» **YOUR GOAL**
Repeat the full listing, word for word.

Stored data
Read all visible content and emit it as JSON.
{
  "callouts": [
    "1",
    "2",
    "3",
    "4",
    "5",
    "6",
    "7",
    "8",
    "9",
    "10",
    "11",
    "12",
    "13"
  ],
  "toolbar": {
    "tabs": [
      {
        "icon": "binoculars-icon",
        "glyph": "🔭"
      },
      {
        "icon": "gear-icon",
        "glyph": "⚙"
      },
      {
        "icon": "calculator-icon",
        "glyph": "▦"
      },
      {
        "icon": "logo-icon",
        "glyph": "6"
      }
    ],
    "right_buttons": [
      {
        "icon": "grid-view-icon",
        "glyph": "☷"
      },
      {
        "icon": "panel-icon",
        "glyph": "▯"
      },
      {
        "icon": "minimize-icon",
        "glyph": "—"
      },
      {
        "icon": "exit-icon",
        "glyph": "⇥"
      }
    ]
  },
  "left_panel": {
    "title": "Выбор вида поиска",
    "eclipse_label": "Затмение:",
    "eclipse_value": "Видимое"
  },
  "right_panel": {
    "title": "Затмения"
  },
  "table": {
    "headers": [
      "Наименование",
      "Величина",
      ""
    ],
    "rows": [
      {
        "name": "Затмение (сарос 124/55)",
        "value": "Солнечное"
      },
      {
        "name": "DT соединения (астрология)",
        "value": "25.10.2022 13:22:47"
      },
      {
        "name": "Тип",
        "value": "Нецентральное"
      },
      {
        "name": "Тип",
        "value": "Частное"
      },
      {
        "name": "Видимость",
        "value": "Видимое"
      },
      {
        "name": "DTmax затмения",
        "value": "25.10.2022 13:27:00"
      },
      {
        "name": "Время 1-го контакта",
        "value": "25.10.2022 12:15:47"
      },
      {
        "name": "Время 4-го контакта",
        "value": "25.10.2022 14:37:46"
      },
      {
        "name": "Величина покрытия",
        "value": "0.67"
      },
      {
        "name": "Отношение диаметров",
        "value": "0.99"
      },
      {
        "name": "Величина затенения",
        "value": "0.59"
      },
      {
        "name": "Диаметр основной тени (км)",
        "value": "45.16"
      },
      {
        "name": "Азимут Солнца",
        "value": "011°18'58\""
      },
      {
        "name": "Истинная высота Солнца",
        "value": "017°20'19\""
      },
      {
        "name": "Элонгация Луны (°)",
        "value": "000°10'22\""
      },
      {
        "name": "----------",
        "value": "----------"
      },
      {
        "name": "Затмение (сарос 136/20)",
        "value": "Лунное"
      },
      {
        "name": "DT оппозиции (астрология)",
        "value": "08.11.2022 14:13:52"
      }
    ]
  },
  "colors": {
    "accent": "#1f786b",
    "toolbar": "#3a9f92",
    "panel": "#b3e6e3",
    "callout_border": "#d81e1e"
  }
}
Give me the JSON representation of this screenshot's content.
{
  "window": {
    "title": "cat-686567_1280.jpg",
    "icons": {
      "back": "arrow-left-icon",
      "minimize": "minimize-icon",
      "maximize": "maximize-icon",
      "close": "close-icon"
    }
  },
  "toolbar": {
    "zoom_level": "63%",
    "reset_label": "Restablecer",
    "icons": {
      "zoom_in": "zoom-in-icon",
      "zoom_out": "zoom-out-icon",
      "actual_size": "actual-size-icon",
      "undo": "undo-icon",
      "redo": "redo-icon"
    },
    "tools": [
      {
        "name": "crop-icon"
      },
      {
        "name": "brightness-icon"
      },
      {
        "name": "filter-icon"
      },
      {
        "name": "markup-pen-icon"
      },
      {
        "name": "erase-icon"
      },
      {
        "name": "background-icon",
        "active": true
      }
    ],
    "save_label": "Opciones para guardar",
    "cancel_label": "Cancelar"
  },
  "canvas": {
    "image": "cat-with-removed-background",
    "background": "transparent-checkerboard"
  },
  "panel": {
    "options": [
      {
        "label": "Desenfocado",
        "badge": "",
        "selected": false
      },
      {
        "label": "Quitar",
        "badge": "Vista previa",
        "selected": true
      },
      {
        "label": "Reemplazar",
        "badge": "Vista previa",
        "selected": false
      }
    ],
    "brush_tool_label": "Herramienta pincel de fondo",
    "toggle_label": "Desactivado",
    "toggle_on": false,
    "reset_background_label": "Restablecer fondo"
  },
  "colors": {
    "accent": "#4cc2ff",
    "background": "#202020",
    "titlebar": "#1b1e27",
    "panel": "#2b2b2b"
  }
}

» **SOLUTION**
Read all visible content and emit it as JSON.
{
  "callouts": [
    "1",
    "2",
    "3",
    "4",
    "5",
    "6",
    "7",
    "8",
    "9",
    "10",
    "11",
    "12",
    "13"
  ],
  "toolbar": {
    "tabs": [
      {
        "icon": "binoculars-icon",
        "glyph": "🔭"
      },
      {
        "icon": "gear-icon",
        "glyph": "⚙"
      },
      {
        "icon": "calculator-icon",
        "glyph": "▦"
      },
      {
        "icon": "logo-icon",
        "glyph": "6"
      }
    ],
    "right_buttons": [
      {
        "icon": "grid-view-icon",
        "glyph": "☷"
      },
      {
        "icon": "panel-icon",
        "glyph": "▯"
      },
      {
        "icon": "minimize-icon",
        "glyph": "—"
      },
      {
        "icon": "exit-icon",
        "glyph": "⇥"
      }
    ]
  },
  "left_panel": {
    "title": "Выбор вида поиска",
    "eclipse_label": "Затмение:",
    "eclipse_value": "Видимое"
  },
  "right_panel": {
    "title": "Затмения"
  },
  "table": {
    "headers": [
      "Наименование",
      "Величина",
      ""
    ],
    "rows": [
      {
        "name": "Затмение (сарос 124/55)",
        "value": "Солнечное"
      },
      {
        "name": "DT соединения (астрология)",
        "value": "25.10.2022 13:22:47"
      },
      {
        "name": "Тип",
        "value": "Нецентральное"
      },
      {
        "name": "Тип",
        "value": "Частное"
      },
      {
        "name": "Видимость",
        "value": "Видимое"
      },
      {
        "name": "DTmax затмения",
        "value": "25.10.2022 13:27:00"
      },
      {
        "name": "Время 1-го контакта",
        "value": "25.10.2022 12:15:47"
      },
      {
        "name": "Время 4-го контакта",
        "value": "25.10.2022 14:37:46"
      },
      {
        "name": "Величина покрытия",
        "value": "0.67"
      },
      {
        "name": "Отношение диаметров",
        "value": "0.99"
      },
      {
        "name": "Величина затенения",
        "value": "0.59"
      },
      {
        "name": "Диаметр основной тени (км)",
        "value": "45.16"
      },
      {
        "name": "Азимут Солнца",
        "value": "011°18'58\""
      },
      {
        "name": "Истинная высота Солнца",
        "value": "017°20'19\""
      },
      {
        "name": "Элонгация Луны (°)",
        "value": "000°10'22\""
      },
      {
        "name": "----------",
        "value": "----------"
      },
      {
        "name": "Затмение (сарос 136/20)",
        "value": "Лунное"
      },
      {
        "name": "DT оппозиции (астрология)",
        "value": "08.11.2022 14:13:52"
      }
    ]
  },
  "colors": {
    "accent": "#1f786b",
    "toolbar": "#3a9f92",
    "panel": "#b3e6e3",
    "callout_border": "#d81e1e"
  }
}
Give me the JSON representation of this screenshot's content.
{
  "window": {
    "title": "cat-686567_1280.jpg",
    "icons": {
      "back": "arrow-left-icon",
      "minimize": "minimize-icon",
      "maximize": "maximize-icon",
      "close": "close-icon"
    }
  },
  "toolbar": {
    "zoom_level": "63%",
    "reset_label": "Restablecer",
    "icons": {
      "zoom_in": "zoom-in-icon",
      "zoom_out": "zoom-out-icon",
      "actual_size": "actual-size-icon",
      "undo": "undo-icon",
      "redo": "redo-icon"
    },
    "tools": [
      {
        "name": "crop-icon"
      },
      {
        "name": "brightness-icon"
      },
      {
        "name": "filter-icon"
      },
      {
        "name": "markup-pen-icon"
      },
      {
        "name": "erase-icon"
      },
      {
        "name": "background-icon",
        "active": true
      }
    ],
    "save_label": "Opciones para guardar",
    "cancel_label": "Cancelar"
  },
  "canvas": {
    "image": "cat-with-removed-background",
    "background": "transparent-checkerboard"
  },
  "panel": {
    "options": [
      {
        "label": "Desenfocado",
        "badge": "",
        "selected": false
      },
      {
        "label": "Quitar",
        "badge": "Vista previa",
        "selected": true
      },
      {
        "label": "Reemplazar",
        "badge": "Vista previa",
        "selected": false
      }
    ],
    "brush_tool_label": "Herramienta pincel de fondo",
    "toggle_label": "Desactivado",
    "toggle_on": false,
    "reset_background_label": "Restablecer fondo"
  },
  "colors": {
    "accent": "#4cc2ff",
    "background": "#202020",
    "titlebar": "#1b1e27",
    "panel": "#2b2b2b"
  }
}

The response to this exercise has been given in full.